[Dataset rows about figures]
----------------------------------------

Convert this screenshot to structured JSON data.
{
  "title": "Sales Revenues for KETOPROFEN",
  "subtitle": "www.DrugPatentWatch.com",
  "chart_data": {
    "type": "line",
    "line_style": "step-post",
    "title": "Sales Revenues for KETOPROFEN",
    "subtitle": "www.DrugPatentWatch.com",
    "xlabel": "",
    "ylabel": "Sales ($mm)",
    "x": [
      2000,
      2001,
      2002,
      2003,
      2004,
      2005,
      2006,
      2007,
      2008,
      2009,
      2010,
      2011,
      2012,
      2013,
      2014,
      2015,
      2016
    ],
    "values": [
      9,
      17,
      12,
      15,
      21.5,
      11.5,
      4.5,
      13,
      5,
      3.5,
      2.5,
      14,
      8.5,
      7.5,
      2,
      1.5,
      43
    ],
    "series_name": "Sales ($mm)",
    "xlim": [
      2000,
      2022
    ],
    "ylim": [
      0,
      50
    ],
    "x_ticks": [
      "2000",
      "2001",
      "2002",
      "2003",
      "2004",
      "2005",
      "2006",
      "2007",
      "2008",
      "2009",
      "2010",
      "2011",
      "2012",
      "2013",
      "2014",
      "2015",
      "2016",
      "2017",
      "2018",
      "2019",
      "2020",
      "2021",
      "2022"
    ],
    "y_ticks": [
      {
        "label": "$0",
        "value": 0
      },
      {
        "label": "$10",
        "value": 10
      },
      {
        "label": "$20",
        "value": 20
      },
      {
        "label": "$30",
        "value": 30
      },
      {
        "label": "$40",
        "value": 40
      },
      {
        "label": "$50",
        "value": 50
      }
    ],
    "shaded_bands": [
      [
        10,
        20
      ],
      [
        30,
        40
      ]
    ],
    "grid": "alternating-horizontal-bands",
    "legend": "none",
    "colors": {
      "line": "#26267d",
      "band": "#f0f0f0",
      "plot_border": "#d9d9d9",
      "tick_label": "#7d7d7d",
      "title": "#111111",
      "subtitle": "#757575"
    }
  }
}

----------------------------------------

Work instructions:
Take the data above and return it exactly.

Final result:
Convert this screenshot to structured JSON data.
{
  "title": "Sales Revenues for KETOPROFEN",
  "subtitle": "www.DrugPatentWatch.com",
  "chart_data": {
    "type": "line",
    "line_style": "step-post",
    "title": "Sales Revenues for KETOPROFEN",
    "subtitle": "www.DrugPatentWatch.com",
    "xlabel": "",
    "ylabel": "Sales ($mm)",
    "x": [
      2000,
      2001,
      2002,
      2003,
      2004,
      2005,
      2006,
      2007,
      2008,
      2009,
      2010,
      2011,
      2012,
      2013,
      2014,
      2015,
      2016
    ],
    "values": [
      9,
      17,
      12,
      15,
      21.5,
      11.5,
      4.5,
      13,
      5,
      3.5,
      2.5,
      14,
      8.5,
      7.5,
      2,
      1.5,
      43
    ],
    "series_name": "Sales ($mm)",
    "xlim": [
      2000,
      2022
    ],
    "ylim": [
      0,
      50
    ],
    "x_ticks": [
      "2000",
      "2001",
      "2002",
      "2003",
      "2004",
      "2005",
      "2006",
      "2007",
      "2008",
      "2009",
      "2010",
      "2011",
      "2012",
      "2013",
      "2014",
      "2015",
      "2016",
      "2017",
      "2018",
      "2019",
      "2020",
      "2021",
      "2022"
    ],
    "y_ticks": [
      {
        "label": "$0",
        "value": 0
      },
      {
        "label": "$10",
        "value": 10
      },
      {
        "label": "$20",
        "value": 20
      },
      {
        "label": "$30",
        "value": 30
      },
      {
        "label": "$40",
        "value": 40
      },
      {
        "label": "$50",
        "value": 50
      }
    ],
    "shaded_bands": [
      [
        10,
        20
      ],
      [
        30,
        40
      ]
    ],
    "grid": "alternating-horizontal-bands",
    "legend": "none",
    "colors": {
      "line": "#26267d",
      "band": "#f0f0f0",
      "plot_border": "#d9d9d9",
      "tick_label": "#7d7d7d",
      "title": "#111111",
      "subtitle": "#757575"
    }
  }
}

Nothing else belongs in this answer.